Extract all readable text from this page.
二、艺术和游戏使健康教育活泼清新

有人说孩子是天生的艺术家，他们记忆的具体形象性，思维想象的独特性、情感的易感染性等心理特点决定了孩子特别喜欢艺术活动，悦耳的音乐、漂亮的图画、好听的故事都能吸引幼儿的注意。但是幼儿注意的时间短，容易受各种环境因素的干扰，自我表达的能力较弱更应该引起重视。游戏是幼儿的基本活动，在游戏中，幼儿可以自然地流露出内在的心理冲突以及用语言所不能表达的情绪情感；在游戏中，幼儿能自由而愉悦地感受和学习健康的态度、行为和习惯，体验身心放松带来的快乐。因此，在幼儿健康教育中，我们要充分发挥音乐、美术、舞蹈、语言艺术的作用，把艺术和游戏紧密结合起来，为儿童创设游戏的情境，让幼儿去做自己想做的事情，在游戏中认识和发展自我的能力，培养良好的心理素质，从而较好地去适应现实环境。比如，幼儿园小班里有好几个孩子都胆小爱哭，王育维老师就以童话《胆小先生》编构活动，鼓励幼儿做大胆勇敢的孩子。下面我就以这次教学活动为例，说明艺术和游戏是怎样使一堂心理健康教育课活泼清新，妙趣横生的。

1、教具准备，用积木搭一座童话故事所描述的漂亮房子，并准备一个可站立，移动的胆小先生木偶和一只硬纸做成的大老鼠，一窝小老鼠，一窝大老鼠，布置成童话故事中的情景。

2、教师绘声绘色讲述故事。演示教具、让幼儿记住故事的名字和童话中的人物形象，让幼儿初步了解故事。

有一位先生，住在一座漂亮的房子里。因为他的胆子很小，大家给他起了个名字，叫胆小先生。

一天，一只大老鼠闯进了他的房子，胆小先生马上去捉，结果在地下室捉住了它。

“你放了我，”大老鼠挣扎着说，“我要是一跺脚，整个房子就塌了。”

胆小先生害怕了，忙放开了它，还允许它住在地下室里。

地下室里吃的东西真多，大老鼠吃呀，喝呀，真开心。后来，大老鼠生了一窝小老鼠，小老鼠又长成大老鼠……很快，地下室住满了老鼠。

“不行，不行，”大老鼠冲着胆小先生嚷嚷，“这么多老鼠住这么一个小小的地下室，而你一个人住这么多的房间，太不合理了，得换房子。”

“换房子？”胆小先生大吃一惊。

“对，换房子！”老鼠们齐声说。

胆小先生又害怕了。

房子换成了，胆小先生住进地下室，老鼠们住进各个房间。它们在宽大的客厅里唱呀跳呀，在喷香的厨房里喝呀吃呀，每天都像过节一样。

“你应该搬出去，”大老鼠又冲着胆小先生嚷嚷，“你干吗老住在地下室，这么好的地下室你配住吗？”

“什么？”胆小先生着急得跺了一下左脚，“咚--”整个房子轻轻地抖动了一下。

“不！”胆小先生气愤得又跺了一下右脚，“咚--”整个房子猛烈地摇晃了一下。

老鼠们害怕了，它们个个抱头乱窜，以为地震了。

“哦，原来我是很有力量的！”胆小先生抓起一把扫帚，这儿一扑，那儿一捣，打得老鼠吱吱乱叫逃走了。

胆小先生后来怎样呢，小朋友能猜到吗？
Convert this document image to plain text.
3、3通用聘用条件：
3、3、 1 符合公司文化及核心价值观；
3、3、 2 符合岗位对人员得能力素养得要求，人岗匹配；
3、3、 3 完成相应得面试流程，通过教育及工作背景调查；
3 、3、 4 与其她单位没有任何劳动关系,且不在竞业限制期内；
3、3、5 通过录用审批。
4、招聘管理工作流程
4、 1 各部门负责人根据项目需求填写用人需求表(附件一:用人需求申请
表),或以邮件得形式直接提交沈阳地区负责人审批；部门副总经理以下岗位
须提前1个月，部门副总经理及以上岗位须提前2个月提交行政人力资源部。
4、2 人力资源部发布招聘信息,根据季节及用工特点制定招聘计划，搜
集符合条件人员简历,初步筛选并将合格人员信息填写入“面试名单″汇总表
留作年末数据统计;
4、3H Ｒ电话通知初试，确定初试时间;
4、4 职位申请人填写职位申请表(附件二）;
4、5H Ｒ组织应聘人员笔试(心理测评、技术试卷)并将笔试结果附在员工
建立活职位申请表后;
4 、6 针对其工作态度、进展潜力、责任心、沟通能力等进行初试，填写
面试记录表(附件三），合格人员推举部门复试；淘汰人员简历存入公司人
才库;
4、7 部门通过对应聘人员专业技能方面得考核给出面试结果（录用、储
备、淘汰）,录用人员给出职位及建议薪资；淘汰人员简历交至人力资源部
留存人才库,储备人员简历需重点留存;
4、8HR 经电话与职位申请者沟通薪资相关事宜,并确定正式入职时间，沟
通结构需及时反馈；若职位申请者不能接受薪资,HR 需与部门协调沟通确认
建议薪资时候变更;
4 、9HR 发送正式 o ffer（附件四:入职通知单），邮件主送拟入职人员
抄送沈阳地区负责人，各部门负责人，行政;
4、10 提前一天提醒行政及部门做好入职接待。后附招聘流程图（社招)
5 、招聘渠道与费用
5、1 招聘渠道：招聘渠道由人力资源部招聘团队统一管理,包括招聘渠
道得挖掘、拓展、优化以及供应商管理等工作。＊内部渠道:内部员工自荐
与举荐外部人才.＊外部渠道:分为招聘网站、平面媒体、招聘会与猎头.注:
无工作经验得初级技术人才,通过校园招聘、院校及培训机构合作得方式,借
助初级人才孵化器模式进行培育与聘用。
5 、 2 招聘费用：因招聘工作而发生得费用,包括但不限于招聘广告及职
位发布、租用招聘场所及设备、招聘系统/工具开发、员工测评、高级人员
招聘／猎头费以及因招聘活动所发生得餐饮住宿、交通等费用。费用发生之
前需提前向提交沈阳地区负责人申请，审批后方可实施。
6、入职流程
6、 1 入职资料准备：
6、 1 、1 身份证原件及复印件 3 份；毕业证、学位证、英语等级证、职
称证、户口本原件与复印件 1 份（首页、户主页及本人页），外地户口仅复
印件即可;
════════════════
## STATED EXERCISE
Write out the entries above word for word.

## ANSWER TO THE TASK
Extract all readable text from this page.
二、艺术和游戏使健康教育活泼清新

有人说孩子是天生的艺术家，他们记忆的具体形象性，思维想象的独特性、情感的易感染性等心理特点决定了孩子特别喜欢艺术活动，悦耳的音乐、漂亮的图画、好听的故事都能吸引幼儿的注意。但是幼儿注意的时间短，容易受各种环境因素的干扰，自我表达的能力较弱更应该引起重视。游戏是幼儿的基本活动，在游戏中，幼儿可以自然地流露出内在的心理冲突以及用语言所不能表达的情绪情感；在游戏中，幼儿能自由而愉悦地感受和学习健康的态度、行为和习惯，体验身心放松带来的快乐。因此，在幼儿健康教育中，我们要充分发挥音乐、美术、舞蹈、语言艺术的作用，把艺术和游戏紧密结合起来，为儿童创设游戏的情境，让幼儿去做自己想做的事情，在游戏中认识和发展自我的能力，培养良好的心理素质，从而较好地去适应现实环境。比如，幼儿园小班里有好几个孩子都胆小爱哭，王育维老师就以童话《胆小先生》编构活动，鼓励幼儿做大胆勇敢的孩子。下面我就以这次教学活动为例，说明艺术和游戏是怎样使一堂心理健康教育课活泼清新，妙趣横生的。

1、教具准备，用积木搭一座童话故事所描述的漂亮房子，并准备一个可站立，移动的胆小先生木偶和一只硬纸做成的大老鼠，一窝小老鼠，一窝大老鼠，布置成童话故事中的情景。

2、教师绘声绘色讲述故事。演示教具、让幼儿记住故事的名字和童话中的人物形象，让幼儿初步了解故事。

有一位先生，住在一座漂亮的房子里。因为他的胆子很小，大家给他起了个名字，叫胆小先生。

一天，一只大老鼠闯进了他的房子，胆小先生马上去捉，结果在地下室捉住了它。

“你放了我，”大老鼠挣扎着说，“我要是一跺脚，整个房子就塌了。”

胆小先生害怕了，忙放开了它，还允许它住在地下室里。

地下室里吃的东西真多，大老鼠吃呀，喝呀，真开心。后来，大老鼠生了一窝小老鼠，小老鼠又长成大老鼠……很快，地下室住满了老鼠。

“不行，不行，”大老鼠冲着胆小先生嚷嚷，“这么多老鼠住这么一个小小的地下室，而你一个人住这么多的房间，太不合理了，得换房子。”

“换房子？”胆小先生大吃一惊。

“对，换房子！”老鼠们齐声说。

胆小先生又害怕了。

房子换成了，胆小先生住进地下室，老鼠们住进各个房间。它们在宽大的客厅里唱呀跳呀，在喷香的厨房里喝呀吃呀，每天都像过节一样。

“你应该搬出去，”大老鼠又冲着胆小先生嚷嚷，“你干吗老住在地下室，这么好的地下室你配住吗？”

“什么？”胆小先生着急得跺了一下左脚，“咚--”整个房子轻轻地抖动了一下。

“不！”胆小先生气愤得又跺了一下右脚，“咚--”整个房子猛烈地摇晃了一下。

老鼠们害怕了，它们个个抱头乱窜，以为地震了。

“哦，原来我是很有力量的！”胆小先生抓起一把扫帚，这儿一扑，那儿一捣，打得老鼠吱吱乱叫逃走了。

胆小先生后来怎样呢，小朋友能猜到吗？
Convert this document image to plain text.
3、3通用聘用条件：
3、3、 1 符合公司文化及核心价值观；
3、3、 2 符合岗位对人员得能力素养得要求，人岗匹配；
3、3、 3 完成相应得面试流程，通过教育及工作背景调查；
3 、3、 4 与其她单位没有任何劳动关系,且不在竞业限制期内；
3、3、5 通过录用审批。
4、招聘管理工作流程
4、 1 各部门负责人根据项目需求填写用人需求表(附件一:用人需求申请
表),或以邮件得形式直接提交沈阳地区负责人审批；部门副总经理以下岗位
须提前1个月，部门副总经理及以上岗位须提前2个月提交行政人力资源部。
4、2 人力资源部发布招聘信息,根据季节及用工特点制定招聘计划，搜
集符合条件人员简历,初步筛选并将合格人员信息填写入“面试名单″汇总表
留作年末数据统计;
4、3H Ｒ电话通知初试，确定初试时间;
4、4 职位申请人填写职位申请表(附件二）;
4、5H Ｒ组织应聘人员笔试(心理测评、技术试卷)并将笔试结果附在员工
建立活职位申请表后;
4 、6 针对其工作态度、进展潜力、责任心、沟通能力等进行初试，填写
面试记录表(附件三），合格人员推举部门复试；淘汰人员简历存入公司人
才库;
4、7 部门通过对应聘人员专业技能方面得考核给出面试结果（录用、储
备、淘汰）,录用人员给出职位及建议薪资；淘汰人员简历交至人力资源部
留存人才库,储备人员简历需重点留存;
4、8HR 经电话与职位申请者沟通薪资相关事宜,并确定正式入职时间，沟
通结构需及时反馈；若职位申请者不能接受薪资,HR 需与部门协调沟通确认
建议薪资时候变更;
4 、9HR 发送正式 o ffer（附件四:入职通知单），邮件主送拟入职人员
抄送沈阳地区负责人，各部门负责人，行政;
4、10 提前一天提醒行政及部门做好入职接待。后附招聘流程图（社招)
5 、招聘渠道与费用
5、1 招聘渠道：招聘渠道由人力资源部招聘团队统一管理,包括招聘渠
道得挖掘、拓展、优化以及供应商管理等工作。＊内部渠道:内部员工自荐
与举荐外部人才.＊外部渠道:分为招聘网站、平面媒体、招聘会与猎头.注:
无工作经验得初级技术人才,通过校园招聘、院校及培训机构合作得方式,借
助初级人才孵化器模式进行培育与聘用。
5 、 2 招聘费用：因招聘工作而发生得费用,包括但不限于招聘广告及职
位发布、租用招聘场所及设备、招聘系统/工具开发、员工测评、高级人员
招聘／猎头费以及因招聘活动所发生得餐饮住宿、交通等费用。费用发生之
前需提前向提交沈阳地区负责人申请，审批后方可实施。
6、入职流程
6、 1 入职资料准备：
6、 1 、1 身份证原件及复印件 3 份；毕业证、学位证、英语等级证、职
称证、户口本原件与复印件 1 份（首页、户主页及本人页），外地户口仅复
印件即可;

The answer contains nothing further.